* **Problem statement**: Render the rows from the start of the records through the line containing "x-tick-label: 30N [674,1370,706,1389]" as a Markdown table with the columns "No." and "Text", omitting any blank lines.

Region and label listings
__________
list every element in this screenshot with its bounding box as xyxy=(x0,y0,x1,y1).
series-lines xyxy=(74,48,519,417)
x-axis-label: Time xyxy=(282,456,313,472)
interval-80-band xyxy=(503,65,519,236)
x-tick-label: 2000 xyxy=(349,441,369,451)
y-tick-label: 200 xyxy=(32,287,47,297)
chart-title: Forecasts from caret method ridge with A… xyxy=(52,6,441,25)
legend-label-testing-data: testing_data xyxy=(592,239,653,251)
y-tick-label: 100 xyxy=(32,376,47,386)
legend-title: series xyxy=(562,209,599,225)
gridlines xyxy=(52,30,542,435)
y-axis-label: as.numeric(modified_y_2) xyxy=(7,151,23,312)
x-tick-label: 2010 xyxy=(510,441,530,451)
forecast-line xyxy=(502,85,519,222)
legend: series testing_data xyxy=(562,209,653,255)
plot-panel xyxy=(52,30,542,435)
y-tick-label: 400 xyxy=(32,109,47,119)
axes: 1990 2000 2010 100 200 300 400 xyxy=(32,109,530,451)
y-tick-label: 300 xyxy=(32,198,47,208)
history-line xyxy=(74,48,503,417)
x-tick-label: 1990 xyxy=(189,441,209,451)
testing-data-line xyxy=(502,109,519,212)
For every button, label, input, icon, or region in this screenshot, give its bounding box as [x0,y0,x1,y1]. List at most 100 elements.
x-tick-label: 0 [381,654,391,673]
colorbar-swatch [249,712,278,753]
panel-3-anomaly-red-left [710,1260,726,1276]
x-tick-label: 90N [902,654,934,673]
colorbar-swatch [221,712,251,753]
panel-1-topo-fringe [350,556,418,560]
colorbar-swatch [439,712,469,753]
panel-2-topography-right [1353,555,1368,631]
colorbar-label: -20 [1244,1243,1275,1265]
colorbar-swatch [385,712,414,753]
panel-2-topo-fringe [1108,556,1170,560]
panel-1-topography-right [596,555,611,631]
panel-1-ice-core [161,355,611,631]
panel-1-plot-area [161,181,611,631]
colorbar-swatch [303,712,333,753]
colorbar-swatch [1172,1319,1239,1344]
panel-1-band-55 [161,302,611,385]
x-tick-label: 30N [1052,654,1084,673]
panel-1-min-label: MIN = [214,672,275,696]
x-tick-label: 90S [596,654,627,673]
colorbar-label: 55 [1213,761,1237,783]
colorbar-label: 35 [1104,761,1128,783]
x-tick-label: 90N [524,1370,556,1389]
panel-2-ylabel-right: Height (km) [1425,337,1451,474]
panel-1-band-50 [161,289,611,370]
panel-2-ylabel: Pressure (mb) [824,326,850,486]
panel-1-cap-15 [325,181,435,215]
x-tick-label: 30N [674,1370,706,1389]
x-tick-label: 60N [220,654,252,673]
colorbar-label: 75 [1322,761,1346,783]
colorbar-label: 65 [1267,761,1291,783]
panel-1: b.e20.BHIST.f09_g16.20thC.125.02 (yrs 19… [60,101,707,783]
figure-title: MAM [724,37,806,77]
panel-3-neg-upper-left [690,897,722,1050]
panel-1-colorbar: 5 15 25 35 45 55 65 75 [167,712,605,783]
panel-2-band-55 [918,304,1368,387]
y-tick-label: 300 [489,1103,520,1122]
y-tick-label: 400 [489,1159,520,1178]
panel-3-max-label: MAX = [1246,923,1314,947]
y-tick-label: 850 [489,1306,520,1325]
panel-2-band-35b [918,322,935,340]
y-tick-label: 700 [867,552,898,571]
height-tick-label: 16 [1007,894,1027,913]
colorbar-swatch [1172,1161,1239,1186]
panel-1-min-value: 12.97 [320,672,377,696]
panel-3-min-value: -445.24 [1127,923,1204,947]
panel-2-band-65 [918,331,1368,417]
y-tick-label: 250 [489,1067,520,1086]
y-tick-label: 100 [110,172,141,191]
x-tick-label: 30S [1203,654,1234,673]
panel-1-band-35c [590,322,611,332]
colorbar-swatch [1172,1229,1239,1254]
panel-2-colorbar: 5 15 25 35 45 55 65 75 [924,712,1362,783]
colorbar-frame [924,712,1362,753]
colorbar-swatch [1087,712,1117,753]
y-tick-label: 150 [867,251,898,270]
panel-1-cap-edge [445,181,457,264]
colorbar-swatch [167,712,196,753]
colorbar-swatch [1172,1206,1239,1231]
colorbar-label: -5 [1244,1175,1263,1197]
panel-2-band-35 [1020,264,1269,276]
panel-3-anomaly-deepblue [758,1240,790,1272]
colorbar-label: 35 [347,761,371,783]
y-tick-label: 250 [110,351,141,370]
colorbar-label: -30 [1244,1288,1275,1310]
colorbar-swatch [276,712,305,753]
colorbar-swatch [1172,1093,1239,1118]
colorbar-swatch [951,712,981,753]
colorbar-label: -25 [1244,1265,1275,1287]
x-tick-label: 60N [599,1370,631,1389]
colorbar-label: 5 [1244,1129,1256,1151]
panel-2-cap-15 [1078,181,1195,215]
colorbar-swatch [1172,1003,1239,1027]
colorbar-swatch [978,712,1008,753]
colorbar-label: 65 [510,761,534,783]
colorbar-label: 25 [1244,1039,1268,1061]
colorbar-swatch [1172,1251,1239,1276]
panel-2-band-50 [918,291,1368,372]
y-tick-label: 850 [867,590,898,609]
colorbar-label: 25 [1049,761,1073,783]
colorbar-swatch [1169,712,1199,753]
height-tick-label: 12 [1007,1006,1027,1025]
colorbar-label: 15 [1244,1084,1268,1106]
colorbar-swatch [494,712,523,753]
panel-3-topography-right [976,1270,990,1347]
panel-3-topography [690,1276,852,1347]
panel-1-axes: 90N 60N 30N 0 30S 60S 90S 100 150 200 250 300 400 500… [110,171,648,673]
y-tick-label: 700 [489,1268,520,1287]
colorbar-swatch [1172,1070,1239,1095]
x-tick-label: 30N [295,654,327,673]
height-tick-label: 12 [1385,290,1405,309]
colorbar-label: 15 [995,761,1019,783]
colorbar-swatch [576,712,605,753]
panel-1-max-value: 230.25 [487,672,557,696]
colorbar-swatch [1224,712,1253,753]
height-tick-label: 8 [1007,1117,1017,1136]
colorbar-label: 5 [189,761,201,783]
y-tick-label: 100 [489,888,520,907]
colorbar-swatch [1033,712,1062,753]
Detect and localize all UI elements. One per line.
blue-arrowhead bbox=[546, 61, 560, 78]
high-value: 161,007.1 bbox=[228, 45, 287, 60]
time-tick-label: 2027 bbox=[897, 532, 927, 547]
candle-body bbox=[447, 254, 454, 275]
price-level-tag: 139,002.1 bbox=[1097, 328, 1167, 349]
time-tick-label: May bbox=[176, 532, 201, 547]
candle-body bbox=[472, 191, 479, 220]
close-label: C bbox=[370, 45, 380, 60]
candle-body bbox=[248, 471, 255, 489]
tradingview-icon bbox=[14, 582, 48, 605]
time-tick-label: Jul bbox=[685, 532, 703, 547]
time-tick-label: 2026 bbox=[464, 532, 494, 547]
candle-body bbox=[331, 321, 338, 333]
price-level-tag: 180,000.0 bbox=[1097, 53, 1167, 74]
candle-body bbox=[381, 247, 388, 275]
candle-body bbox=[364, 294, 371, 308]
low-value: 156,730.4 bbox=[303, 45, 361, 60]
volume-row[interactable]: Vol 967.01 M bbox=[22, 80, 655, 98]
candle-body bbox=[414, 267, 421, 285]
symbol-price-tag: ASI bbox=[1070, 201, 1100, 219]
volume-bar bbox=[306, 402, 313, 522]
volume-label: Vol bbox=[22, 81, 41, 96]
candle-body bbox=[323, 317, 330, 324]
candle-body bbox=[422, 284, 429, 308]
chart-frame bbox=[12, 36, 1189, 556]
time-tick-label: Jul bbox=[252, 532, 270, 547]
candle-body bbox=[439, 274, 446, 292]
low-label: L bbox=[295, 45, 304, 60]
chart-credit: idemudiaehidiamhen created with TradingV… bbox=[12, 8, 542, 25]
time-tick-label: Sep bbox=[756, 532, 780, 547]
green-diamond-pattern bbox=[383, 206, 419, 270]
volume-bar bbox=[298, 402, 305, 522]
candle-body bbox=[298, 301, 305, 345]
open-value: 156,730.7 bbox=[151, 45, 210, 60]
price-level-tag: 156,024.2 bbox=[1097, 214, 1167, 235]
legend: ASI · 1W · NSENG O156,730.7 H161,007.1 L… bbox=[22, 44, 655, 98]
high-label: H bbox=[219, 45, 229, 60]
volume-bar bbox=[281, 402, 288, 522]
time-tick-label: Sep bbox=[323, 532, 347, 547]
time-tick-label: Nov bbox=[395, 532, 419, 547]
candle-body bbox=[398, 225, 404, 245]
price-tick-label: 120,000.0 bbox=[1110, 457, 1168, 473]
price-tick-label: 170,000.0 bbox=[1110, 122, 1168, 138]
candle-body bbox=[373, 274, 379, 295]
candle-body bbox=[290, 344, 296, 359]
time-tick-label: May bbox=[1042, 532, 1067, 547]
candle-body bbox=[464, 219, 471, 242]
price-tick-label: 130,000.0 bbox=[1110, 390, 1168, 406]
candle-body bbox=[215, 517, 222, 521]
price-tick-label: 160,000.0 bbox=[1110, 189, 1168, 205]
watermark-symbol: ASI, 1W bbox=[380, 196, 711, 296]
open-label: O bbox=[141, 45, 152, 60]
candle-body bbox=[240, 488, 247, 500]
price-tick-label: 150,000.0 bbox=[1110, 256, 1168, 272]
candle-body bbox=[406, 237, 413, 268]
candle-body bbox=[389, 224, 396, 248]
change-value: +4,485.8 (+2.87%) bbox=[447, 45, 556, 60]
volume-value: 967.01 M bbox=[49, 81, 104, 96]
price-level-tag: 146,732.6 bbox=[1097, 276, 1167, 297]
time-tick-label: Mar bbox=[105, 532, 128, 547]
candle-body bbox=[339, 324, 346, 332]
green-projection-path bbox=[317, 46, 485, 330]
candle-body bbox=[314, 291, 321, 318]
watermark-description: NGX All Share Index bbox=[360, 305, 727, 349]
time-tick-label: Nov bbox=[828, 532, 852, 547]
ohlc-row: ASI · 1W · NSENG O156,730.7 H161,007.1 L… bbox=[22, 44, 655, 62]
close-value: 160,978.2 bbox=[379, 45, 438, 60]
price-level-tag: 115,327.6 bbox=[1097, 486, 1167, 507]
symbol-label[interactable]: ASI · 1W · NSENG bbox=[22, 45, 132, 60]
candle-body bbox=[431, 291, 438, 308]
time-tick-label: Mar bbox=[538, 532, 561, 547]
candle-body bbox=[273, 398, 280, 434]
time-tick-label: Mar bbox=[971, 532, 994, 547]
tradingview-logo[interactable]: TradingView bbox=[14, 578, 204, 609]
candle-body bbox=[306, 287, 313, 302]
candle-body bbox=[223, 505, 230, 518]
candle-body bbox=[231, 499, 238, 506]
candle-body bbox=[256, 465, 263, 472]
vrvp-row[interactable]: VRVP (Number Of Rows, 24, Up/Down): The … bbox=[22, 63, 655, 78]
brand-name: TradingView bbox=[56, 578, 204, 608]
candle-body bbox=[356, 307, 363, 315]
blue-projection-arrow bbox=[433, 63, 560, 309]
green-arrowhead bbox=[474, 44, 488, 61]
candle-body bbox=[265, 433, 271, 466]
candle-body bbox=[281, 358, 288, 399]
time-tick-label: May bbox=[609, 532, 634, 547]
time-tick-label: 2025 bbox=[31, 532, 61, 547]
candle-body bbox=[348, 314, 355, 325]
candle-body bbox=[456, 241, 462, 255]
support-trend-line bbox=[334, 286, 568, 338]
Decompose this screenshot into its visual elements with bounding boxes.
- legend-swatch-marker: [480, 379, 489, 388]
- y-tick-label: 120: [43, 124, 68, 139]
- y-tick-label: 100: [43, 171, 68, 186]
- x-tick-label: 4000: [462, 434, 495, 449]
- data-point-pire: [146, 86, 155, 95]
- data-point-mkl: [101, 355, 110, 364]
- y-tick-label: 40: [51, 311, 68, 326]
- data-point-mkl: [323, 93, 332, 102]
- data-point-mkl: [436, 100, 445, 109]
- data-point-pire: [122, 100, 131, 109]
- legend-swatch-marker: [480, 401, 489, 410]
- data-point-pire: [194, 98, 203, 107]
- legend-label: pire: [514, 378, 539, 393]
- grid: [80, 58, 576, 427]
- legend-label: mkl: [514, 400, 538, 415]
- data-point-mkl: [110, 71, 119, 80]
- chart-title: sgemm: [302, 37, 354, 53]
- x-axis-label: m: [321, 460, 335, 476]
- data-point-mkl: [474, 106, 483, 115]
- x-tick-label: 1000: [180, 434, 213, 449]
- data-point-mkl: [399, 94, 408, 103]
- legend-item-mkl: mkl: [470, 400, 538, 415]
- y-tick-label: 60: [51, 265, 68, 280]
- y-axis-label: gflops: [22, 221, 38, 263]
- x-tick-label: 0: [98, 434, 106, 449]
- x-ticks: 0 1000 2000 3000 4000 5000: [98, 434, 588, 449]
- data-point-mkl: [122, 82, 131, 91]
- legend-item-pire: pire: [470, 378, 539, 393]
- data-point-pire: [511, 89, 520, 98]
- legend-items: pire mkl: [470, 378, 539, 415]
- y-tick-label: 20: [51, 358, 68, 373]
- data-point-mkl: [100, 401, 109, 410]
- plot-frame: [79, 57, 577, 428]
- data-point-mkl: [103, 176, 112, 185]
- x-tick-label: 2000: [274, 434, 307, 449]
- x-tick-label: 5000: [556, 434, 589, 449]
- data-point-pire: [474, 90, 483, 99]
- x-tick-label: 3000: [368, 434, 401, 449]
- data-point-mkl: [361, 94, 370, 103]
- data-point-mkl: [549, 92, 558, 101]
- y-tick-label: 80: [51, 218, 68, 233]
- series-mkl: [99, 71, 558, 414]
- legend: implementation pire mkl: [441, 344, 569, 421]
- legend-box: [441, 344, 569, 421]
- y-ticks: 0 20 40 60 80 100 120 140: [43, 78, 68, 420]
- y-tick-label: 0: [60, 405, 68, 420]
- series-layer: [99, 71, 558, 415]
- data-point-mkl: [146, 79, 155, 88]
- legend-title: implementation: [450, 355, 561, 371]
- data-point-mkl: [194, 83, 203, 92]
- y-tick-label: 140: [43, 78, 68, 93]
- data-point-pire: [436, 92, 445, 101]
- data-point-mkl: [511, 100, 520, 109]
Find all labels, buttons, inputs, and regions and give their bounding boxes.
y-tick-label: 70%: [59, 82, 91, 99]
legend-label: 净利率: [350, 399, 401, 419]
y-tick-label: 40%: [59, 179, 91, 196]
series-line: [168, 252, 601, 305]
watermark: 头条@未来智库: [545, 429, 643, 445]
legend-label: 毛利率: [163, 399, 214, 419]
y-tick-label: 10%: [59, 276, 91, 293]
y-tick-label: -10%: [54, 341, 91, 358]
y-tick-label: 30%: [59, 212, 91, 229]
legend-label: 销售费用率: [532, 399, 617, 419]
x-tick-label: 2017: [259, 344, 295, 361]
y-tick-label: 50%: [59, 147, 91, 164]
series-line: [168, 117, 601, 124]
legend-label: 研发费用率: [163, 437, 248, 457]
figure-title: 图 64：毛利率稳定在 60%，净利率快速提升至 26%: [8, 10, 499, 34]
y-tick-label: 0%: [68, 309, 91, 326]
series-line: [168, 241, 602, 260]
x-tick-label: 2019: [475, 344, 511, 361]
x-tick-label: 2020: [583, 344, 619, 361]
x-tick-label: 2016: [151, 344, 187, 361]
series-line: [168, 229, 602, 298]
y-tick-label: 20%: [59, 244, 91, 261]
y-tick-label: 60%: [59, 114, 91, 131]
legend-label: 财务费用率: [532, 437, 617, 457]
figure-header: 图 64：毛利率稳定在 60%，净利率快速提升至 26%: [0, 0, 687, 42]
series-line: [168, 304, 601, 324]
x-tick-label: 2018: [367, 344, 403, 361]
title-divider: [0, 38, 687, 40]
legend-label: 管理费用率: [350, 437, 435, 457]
__________
* **The response**:
| No. | Text |
|---|---|
| 1 | list every element in this screenshot with its bounding box as xyxy=(x0,y0,x1,y1). |
| 2 | series-lines xyxy=(74,48,519,417) |
| 3 | x-axis-label: Time xyxy=(282,456,313,472) |
| 4 | interval-80-band xyxy=(503,65,519,236) |
| 5 | x-tick-label: 2000 xyxy=(349,441,369,451) |
| 6 | y-tick-label: 200 xyxy=(32,287,47,297) |
| 7 | chart-title: Forecasts from caret method ridge with A… xyxy=(52,6,441,25) |
| 8 | legend-label-testing-data: testing_data xyxy=(592,239,653,251) |
| 9 | y-tick-label: 100 xyxy=(32,376,47,386) |
| 10 | legend-title: series xyxy=(562,209,599,225) |
| 11 | gridlines xyxy=(52,30,542,435) |
| 12 | y-axis-label: as.numeric(modified_y_2) xyxy=(7,151,23,312) |
| 13 | x-tick-label: 2010 xyxy=(510,441,530,451) |
| 14 | forecast-line xyxy=(502,85,519,222) |
| 15 | legend: series testing_data xyxy=(562,209,653,255) |
| 16 | plot-panel xyxy=(52,30,542,435) |
| 17 | y-tick-label: 400 xyxy=(32,109,47,119) |
| 18 | axes: 1990 2000 2010 100 200 300 400 xyxy=(32,109,530,451) |
| 19 | y-tick-label: 300 xyxy=(32,198,47,208) |
| 20 | history-line xyxy=(74,48,503,417) |
| 21 | x-tick-label: 1990 xyxy=(189,441,209,451) |
| 22 | testing-data-line xyxy=(502,109,519,212) |
| 23 | For every button, label, input, icon, or region in this screenshot, give its bounding box as [x0,y0,x1,y1]. List at most 100 elements. |
| 24 | x-tick-label: 0 [381,654,391,673] |
| 25 | colorbar-swatch [249,712,278,753] |
| 26 | panel-3-anomaly-red-left [710,1260,726,1276] |
| 27 | x-tick-label: 90N [902,654,934,673] |
| 28 | colorbar-swatch [221,712,251,753] |
| 29 | panel-1-topo-fringe [350,556,418,560] |
| 30 | colorbar-swatch [439,712,469,753] |
| 31 | panel-2-topography-right [1353,555,1368,631] |
| 32 | colorbar-label: -20 [1244,1243,1275,1265] |
| 33 | colorbar-swatch [385,712,414,753] |
| 34 | panel-2-topo-fringe [1108,556,1170,560] |
| 35 | panel-1-topography-right [596,555,611,631] |
| 36 | panel-1-ice-core [161,355,611,631] |
| 37 | panel-1-plot-area [161,181,611,631] |
| 38 | colorbar-swatch [303,712,333,753] |
| 39 | colorbar-swatch [1172,1319,1239,1344] |
| 40 | panel-1-band-55 [161,302,611,385] |
| 41 | x-tick-label: 30N [1052,654,1084,673] |
| 42 | panel-1-min-label: MIN = [214,672,275,696] |
| 43 | x-tick-label: 90S [596,654,627,673] |
| 44 | colorbar-label: 55 [1213,761,1237,783] |
| 45 | colorbar-label: 35 [1104,761,1128,783] |
| 46 | x-tick-label: 90N [524,1370,556,1389] |
| 47 | panel-2-ylabel-right: Height (km) [1425,337,1451,474] |
| 48 | panel-1-band-50 [161,289,611,370] |
| 49 | panel-2-ylabel: Pressure (mb) [824,326,850,486] |
| 50 | panel-1-cap-15 [325,181,435,215] |
| 51 | x-tick-label: 30N [674,1370,706,1389] |